• _EXERCISE OBJECTIVE_
Read the listing and extract each line that includes the word "تورثوا".

• _DATA FOR THE TASK_

┏━━

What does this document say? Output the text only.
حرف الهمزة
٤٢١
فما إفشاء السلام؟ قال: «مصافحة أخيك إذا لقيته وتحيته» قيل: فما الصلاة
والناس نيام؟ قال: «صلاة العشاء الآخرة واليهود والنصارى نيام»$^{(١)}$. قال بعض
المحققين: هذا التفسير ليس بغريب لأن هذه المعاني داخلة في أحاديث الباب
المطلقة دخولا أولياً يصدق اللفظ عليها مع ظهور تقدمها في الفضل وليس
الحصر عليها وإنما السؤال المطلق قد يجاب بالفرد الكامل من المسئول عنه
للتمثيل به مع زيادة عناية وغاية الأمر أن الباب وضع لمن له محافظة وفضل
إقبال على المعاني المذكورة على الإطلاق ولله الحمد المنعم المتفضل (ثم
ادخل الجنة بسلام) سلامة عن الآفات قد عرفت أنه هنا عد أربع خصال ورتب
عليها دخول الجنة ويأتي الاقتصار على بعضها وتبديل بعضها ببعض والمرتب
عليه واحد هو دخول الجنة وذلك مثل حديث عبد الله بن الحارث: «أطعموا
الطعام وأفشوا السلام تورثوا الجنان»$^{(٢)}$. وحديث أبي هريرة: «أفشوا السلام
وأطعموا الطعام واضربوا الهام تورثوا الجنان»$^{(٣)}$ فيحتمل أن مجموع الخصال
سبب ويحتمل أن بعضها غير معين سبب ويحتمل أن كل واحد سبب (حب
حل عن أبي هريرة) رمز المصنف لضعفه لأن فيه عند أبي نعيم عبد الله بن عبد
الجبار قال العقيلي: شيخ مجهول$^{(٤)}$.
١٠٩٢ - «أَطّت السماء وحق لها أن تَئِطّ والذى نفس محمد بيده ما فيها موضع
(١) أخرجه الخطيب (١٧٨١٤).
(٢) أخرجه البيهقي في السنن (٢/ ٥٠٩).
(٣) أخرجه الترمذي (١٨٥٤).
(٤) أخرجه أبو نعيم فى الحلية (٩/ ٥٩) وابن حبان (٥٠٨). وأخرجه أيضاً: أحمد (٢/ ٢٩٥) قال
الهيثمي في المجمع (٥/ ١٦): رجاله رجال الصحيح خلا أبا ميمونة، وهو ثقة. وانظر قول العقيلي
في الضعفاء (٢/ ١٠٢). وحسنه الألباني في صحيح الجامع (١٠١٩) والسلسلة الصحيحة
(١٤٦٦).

┗━━

• _EXPECTED OUTPUT_
الطعام وأفشوا السلام تورثوا الجنان»$^{(٢)}$. وحديث أبي هريرة: «أفشوا السلام
وأطعموا الطعام واضربوا الهام تورثوا الجنان»$^{(٣)}$ فيحتمل أن مجموع الخصال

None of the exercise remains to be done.